## STUDY TEXT
-------------------------

FDA Adverse Event Malfunction Summary report: N

VITROS IMMUNODIAGNOSTIC PRODUCTS ANTI-HBS QUANTITATIVE REAGENT

MDR report key: 2863415 · Received December 10, 2012

Report

Report Number
3007111389-2012-00247
Event Type
Malfunction
Date Received
December 10, 2012
Date of Event
November 6, 2012
Report Date
December 7, 2012
Manufacturer
ORTHO-CLINICAL DIAGNOSTICS
Product Code
LOM
Product Problem
Yes
Report Source
Manufacturer report
Reporter Location
CT, US
Reporter Occupation
OTHER

Narratives

Additional Manufacturer Narrative · 1

THE INVESTIGATION DETERMINED THAT A DISCORDANT POSITIVE VITROS ANTI-HBS RESULT WAS OBTAINED FROM A KNOWN NEGATIVE PROFICIENCY SAMPLE RUN ON THE VITROS 5600 INTEGRATED SYSTEM. THERE WAS NO EVIDENCE TO SUGGEST THAT AN INSTRUMENT OR REAGENT MALFUNCTION OCCURRED. EXPECTED RESULTS WERE OBTAINED UPON REPEAT TESTING OF THE SAME SAMPLE. THE INVESTIGATION WAS UNABLE TO DETERMINE A DEFINITIVE ROOT CAUSE. HOWEVER, PRE-ANALYTICAL SAMPLE MIX-UP CANNOT BE RULED OUT AS A POTENTIAL CONTRIBUTING FACTOR.

-------------------------

## TASK LIST
**a)** Return the stretch of the FDA adverse event report from "Additional Manufacturer Narrative" through "POTENTIAL CONTRIBUTING FACTOR.", copied word for word.
**b)** Write the next part of the FDA adverse event report, starting after its final sentence.

## LISTED ENTRIES

-------------------------

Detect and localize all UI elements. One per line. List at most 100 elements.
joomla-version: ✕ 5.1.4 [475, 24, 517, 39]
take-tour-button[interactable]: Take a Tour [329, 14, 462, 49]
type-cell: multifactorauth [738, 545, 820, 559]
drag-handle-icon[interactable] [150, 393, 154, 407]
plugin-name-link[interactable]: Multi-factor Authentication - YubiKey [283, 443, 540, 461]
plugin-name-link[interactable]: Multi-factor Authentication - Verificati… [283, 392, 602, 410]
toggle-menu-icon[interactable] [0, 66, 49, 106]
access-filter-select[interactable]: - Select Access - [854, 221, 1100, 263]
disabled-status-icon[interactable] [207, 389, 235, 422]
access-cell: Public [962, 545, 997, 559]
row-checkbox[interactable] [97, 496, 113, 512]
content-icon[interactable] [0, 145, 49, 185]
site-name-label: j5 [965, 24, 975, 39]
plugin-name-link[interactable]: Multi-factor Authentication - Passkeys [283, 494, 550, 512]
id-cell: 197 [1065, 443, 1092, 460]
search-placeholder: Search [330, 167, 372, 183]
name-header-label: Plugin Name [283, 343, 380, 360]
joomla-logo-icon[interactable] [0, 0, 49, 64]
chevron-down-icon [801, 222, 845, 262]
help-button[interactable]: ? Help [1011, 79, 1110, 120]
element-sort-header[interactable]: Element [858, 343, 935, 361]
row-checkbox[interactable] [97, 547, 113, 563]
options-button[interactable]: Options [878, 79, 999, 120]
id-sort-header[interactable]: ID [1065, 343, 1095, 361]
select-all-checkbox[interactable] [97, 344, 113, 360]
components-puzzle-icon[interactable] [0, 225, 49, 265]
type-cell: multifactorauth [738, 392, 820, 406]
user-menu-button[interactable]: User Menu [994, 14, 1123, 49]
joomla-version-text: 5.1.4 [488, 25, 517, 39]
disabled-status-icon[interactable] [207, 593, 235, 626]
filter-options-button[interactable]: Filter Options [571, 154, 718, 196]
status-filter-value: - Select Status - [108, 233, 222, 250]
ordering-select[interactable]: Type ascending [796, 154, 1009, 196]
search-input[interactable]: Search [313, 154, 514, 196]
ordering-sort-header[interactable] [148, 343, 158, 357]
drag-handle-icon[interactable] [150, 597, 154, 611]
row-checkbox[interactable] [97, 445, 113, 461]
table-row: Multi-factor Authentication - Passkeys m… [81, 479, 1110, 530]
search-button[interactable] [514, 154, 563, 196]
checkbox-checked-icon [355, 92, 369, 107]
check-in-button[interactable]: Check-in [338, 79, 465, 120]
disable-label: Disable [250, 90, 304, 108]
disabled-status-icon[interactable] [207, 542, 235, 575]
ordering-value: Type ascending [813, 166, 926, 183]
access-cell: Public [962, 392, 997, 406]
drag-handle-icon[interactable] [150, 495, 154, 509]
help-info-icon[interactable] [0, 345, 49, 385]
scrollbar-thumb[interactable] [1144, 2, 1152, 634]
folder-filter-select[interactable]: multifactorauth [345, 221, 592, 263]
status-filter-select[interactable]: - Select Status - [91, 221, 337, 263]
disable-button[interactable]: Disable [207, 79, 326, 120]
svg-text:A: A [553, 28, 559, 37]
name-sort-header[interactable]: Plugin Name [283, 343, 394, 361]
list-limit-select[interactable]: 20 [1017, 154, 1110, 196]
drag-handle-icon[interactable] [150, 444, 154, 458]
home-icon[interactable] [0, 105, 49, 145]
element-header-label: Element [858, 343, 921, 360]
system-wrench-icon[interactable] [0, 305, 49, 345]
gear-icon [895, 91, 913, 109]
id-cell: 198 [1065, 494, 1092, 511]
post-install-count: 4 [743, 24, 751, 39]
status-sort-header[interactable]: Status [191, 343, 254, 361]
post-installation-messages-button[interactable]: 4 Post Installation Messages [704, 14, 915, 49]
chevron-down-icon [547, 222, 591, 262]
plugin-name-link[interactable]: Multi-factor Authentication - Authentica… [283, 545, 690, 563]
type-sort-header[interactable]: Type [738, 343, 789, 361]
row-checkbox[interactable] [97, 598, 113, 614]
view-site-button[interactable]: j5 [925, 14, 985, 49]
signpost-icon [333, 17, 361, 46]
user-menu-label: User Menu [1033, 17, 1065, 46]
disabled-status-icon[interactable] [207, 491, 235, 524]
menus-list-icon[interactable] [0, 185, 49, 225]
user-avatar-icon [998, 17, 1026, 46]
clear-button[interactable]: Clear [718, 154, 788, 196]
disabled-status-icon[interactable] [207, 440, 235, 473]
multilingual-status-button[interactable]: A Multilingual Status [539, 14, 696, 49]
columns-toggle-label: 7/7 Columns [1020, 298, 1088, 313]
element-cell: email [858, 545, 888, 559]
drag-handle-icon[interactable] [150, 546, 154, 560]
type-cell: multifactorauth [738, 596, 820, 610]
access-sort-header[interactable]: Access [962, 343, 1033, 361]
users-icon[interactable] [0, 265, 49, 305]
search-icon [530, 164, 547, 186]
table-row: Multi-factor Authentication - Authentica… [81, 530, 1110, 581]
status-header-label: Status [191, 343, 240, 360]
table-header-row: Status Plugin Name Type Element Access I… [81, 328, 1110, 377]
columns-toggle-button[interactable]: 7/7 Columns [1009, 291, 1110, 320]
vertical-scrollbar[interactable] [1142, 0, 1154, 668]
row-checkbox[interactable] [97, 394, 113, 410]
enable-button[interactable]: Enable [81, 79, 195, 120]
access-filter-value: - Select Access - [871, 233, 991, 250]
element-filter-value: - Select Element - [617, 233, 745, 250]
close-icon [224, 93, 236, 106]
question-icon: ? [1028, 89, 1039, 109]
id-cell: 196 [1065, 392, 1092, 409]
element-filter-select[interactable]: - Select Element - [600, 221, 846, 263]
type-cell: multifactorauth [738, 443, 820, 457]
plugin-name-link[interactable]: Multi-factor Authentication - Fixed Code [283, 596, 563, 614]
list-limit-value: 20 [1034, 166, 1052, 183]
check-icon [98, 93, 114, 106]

-------------------------

## ANSWERS BY ITEM
**a)**
Additional Manufacturer Narrative · 1

THE INVESTIGATION DETERMINED THAT A DISCORDANT POSITIVE VITROS ANTI-HBS RESULT WAS OBTAINED FROM A KNOWN NEGATIVE PROFICIENCY SAMPLE RUN ON THE VITROS 5600 INTEGRATED SYSTEM. THERE WAS NO EVIDENCE TO SUGGEST THAT AN INSTRUMENT OR REAGENT MALFUNCTION OCCURRED. EXPECTED RESULTS WERE OBTAINED UPON REPEAT TESTING OF THE SAME SAMPLE. THE INVESTIGATION WAS UNABLE TO DETERMINE A DEFINITIVE ROOT CAUSE. HOWEVER, PRE-ANALYTICAL SAMPLE MIX-UP CANNOT BE RULED OUT AS A POTENTIAL CONTRIBUTING FACTOR.

**b)**
Description of Event or Problem · 1

AN OCD LABORATORY SPECIALIST REPORTED A DISCORDANT VITROS ANTI-HBS RESULT ((B)(6) ) FROM A PROFICIENCY SAMPLE RUN ON THE VITROS 5600 INTEGRATED SYSTEM. BIASED RESULTS OF THE MAGNITUDE AND DIRECTION OBSERVED MAY LEAD TO INAPPROPRIATE PHYSICIAN ACTION IS THEY WERE TO OCCUR UNDETECTED ON PATIENT SAMPLES. THERE WAS NO REPORT OF AFFECTED PATENT SAMPLE RESULTS OR PATIENT HARM AS A RESULT OF THIS EVENT. THIS REPORT CORRESPONDS TO ORTHO CLINICAL DIAGNOSTICS INC. (B)(4).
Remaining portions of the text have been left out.